WHAT YOU HAVE TO DO: Quote all of the data exactly as given. Skip every picture it contains.
□ □ □ □
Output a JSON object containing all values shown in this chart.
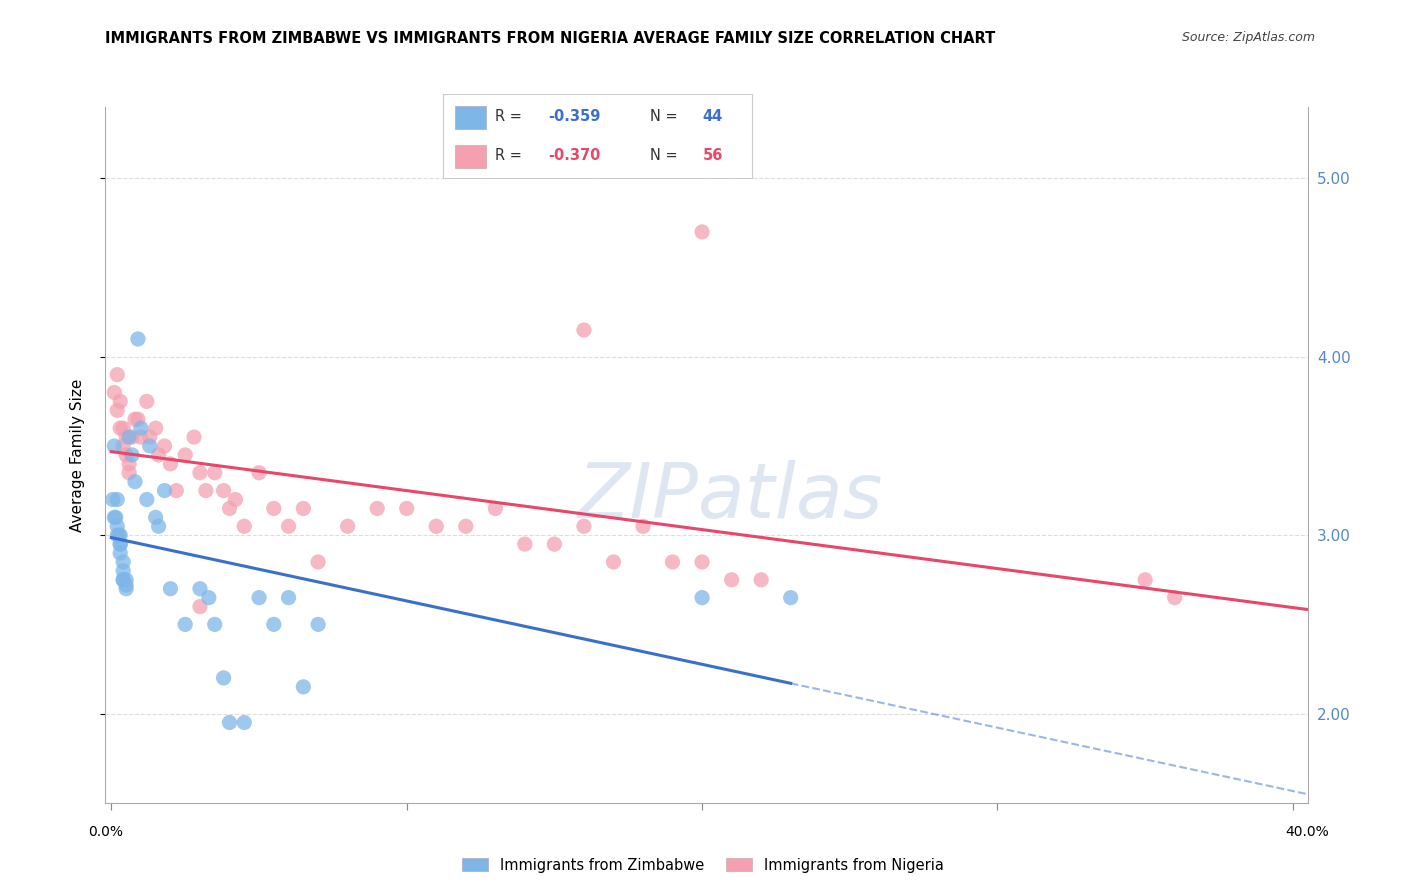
{
  "title": "IMMIGRANTS FROM ZIMBABWE VS IMMIGRANTS FROM NIGERIA AVERAGE FAMILY SIZE CORRELATION CHART",
  "source": "Source: ZipAtlas.com",
  "ylabel": "Average Family Size",
  "yticks": [
    2.0,
    3.0,
    4.0,
    5.0
  ],
  "ylim": [
    1.5,
    5.4
  ],
  "xlim": [
    -0.002,
    0.405
  ],
  "zimbabwe_color": "#7EB6E8",
  "nigeria_color": "#F4A0B0",
  "line_blue": "#3B6FCC",
  "line_pink": "#E8466A",
  "zimbabwe_R": -0.359,
  "zimbabwe_N": 44,
  "nigeria_R": -0.37,
  "nigeria_N": 56,
  "legend_label_zimbabwe": "Immigrants from Zimbabwe",
  "legend_label_nigeria": "Immigrants from Nigeria",
  "background_color": "#FFFFFF",
  "grid_color": "#DDDDDD",
  "right_tick_color": "#5588CC",
  "title_fontsize": 10.5,
  "zimbabwe_x": [
    0.0005,
    0.001,
    0.001,
    0.0015,
    0.002,
    0.002,
    0.002,
    0.0025,
    0.003,
    0.003,
    0.003,
    0.003,
    0.004,
    0.004,
    0.004,
    0.004,
    0.005,
    0.005,
    0.005,
    0.006,
    0.007,
    0.008,
    0.009,
    0.01,
    0.012,
    0.013,
    0.015,
    0.016,
    0.018,
    0.02,
    0.025,
    0.03,
    0.033,
    0.035,
    0.038,
    0.04,
    0.045,
    0.05,
    0.055,
    0.06,
    0.065,
    0.07,
    0.2,
    0.23
  ],
  "zimbabwe_y": [
    3.2,
    3.5,
    3.1,
    3.1,
    3.2,
    3.05,
    3.0,
    3.0,
    3.0,
    2.95,
    2.95,
    2.9,
    2.85,
    2.8,
    2.75,
    2.75,
    2.75,
    2.72,
    2.7,
    3.55,
    3.45,
    3.3,
    4.1,
    3.6,
    3.2,
    3.5,
    3.1,
    3.05,
    3.25,
    2.7,
    2.5,
    2.7,
    2.65,
    2.5,
    2.2,
    1.95,
    1.95,
    2.65,
    2.5,
    2.65,
    2.15,
    2.5,
    2.65,
    2.65
  ],
  "nigeria_x": [
    0.001,
    0.002,
    0.002,
    0.003,
    0.003,
    0.004,
    0.004,
    0.005,
    0.005,
    0.006,
    0.006,
    0.007,
    0.008,
    0.009,
    0.01,
    0.012,
    0.013,
    0.015,
    0.016,
    0.018,
    0.02,
    0.022,
    0.025,
    0.028,
    0.03,
    0.032,
    0.035,
    0.038,
    0.04,
    0.042,
    0.045,
    0.05,
    0.055,
    0.06,
    0.065,
    0.07,
    0.08,
    0.09,
    0.1,
    0.11,
    0.12,
    0.13,
    0.14,
    0.15,
    0.16,
    0.17,
    0.18,
    0.19,
    0.2,
    0.21,
    0.22,
    0.35,
    0.36,
    0.2,
    0.16,
    0.03
  ],
  "nigeria_y": [
    3.8,
    3.9,
    3.7,
    3.75,
    3.6,
    3.6,
    3.5,
    3.55,
    3.45,
    3.4,
    3.35,
    3.55,
    3.65,
    3.65,
    3.55,
    3.75,
    3.55,
    3.6,
    3.45,
    3.5,
    3.4,
    3.25,
    3.45,
    3.55,
    3.35,
    3.25,
    3.35,
    3.25,
    3.15,
    3.2,
    3.05,
    3.35,
    3.15,
    3.05,
    3.15,
    2.85,
    3.05,
    3.15,
    3.15,
    3.05,
    3.05,
    3.15,
    2.95,
    2.95,
    3.05,
    2.85,
    3.05,
    2.85,
    2.85,
    2.75,
    2.75,
    2.75,
    2.65,
    4.7,
    4.15,
    2.6
  ],
  "watermark_color": "#C8D8E8",
  "watermark_alpha": 0.6
}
□ □ □ □
RESULT OF THE TASK:
Output a JSON object containing all values shown in this chart.
{
  "title": "IMMIGRANTS FROM ZIMBABWE VS IMMIGRANTS FROM NIGERIA AVERAGE FAMILY SIZE CORRELATION CHART",
  "source": "Source: ZipAtlas.com",
  "ylabel": "Average Family Size",
  "yticks": [
    2.0,
    3.0,
    4.0,
    5.0
  ],
  "ylim": [
    1.5,
    5.4
  ],
  "xlim": [
    -0.002,
    0.405
  ],
  "zimbabwe_color": "#7EB6E8",
  "nigeria_color": "#F4A0B0",
  "line_blue": "#3B6FCC",
  "line_pink": "#E8466A",
  "zimbabwe_R": -0.359,
  "zimbabwe_N": 44,
  "nigeria_R": -0.37,
  "nigeria_N": 56,
  "legend_label_zimbabwe": "Immigrants from Zimbabwe",
  "legend_label_nigeria": "Immigrants from Nigeria",
  "background_color": "#FFFFFF",
  "grid_color": "#DDDDDD",
  "right_tick_color": "#5588CC",
  "title_fontsize": 10.5,
  "zimbabwe_x": [
    0.0005,
    0.001,
    0.001,
    0.0015,
    0.002,
    0.002,
    0.002,
    0.0025,
    0.003,
    0.003,
    0.003,
    0.003,
    0.004,
    0.004,
    0.004,
    0.004,
    0.005,
    0.005,
    0.005,
    0.006,
    0.007,
    0.008,
    0.009,
    0.01,
    0.012,
    0.013,
    0.015,
    0.016,
    0.018,
    0.02,
    0.025,
    0.03,
    0.033,
    0.035,
    0.038,
    0.04,
    0.045,
    0.05,
    0.055,
    0.06,
    0.065,
    0.07,
    0.2,
    0.23
  ],
  "zimbabwe_y": [
    3.2,
    3.5,
    3.1,
    3.1,
    3.2,
    3.05,
    3.0,
    3.0,
    3.0,
    2.95,
    2.95,
    2.9,
    2.85,
    2.8,
    2.75,
    2.75,
    2.75,
    2.72,
    2.7,
    3.55,
    3.45,
    3.3,
    4.1,
    3.6,
    3.2,
    3.5,
    3.1,
    3.05,
    3.25,
    2.7,
    2.5,
    2.7,
    2.65,
    2.5,
    2.2,
    1.95,
    1.95,
    2.65,
    2.5,
    2.65,
    2.15,
    2.5,
    2.65,
    2.65
  ],
  "nigeria_x": [
    0.001,
    0.002,
    0.002,
    0.003,
    0.003,
    0.004,
    0.004,
    0.005,
    0.005,
    0.006,
    0.006,
    0.007,
    0.008,
    0.009,
    0.01,
    0.012,
    0.013,
    0.015,
    0.016,
    0.018,
    0.02,
    0.022,
    0.025,
    0.028,
    0.03,
    0.032,
    0.035,
    0.038,
    0.04,
    0.042,
    0.045,
    0.05,
    0.055,
    0.06,
    0.065,
    0.07,
    0.08,
    0.09,
    0.1,
    0.11,
    0.12,
    0.13,
    0.14,
    0.15,
    0.16,
    0.17,
    0.18,
    0.19,
    0.2,
    0.21,
    0.22,
    0.35,
    0.36,
    0.2,
    0.16,
    0.03
  ],
  "nigeria_y": [
    3.8,
    3.9,
    3.7,
    3.75,
    3.6,
    3.6,
    3.5,
    3.55,
    3.45,
    3.4,
    3.35,
    3.55,
    3.65,
    3.65,
    3.55,
    3.75,
    3.55,
    3.6,
    3.45,
    3.5,
    3.4,
    3.25,
    3.45,
    3.55,
    3.35,
    3.25,
    3.35,
    3.25,
    3.15,
    3.2,
    3.05,
    3.35,
    3.15,
    3.05,
    3.15,
    2.85,
    3.05,
    3.15,
    3.15,
    3.05,
    3.05,
    3.15,
    2.95,
    2.95,
    3.05,
    2.85,
    3.05,
    2.85,
    2.85,
    2.75,
    2.75,
    2.75,
    2.65,
    4.7,
    4.15,
    2.6
  ],
  "watermark_color": "#C8D8E8",
  "watermark_alpha": 0.6
}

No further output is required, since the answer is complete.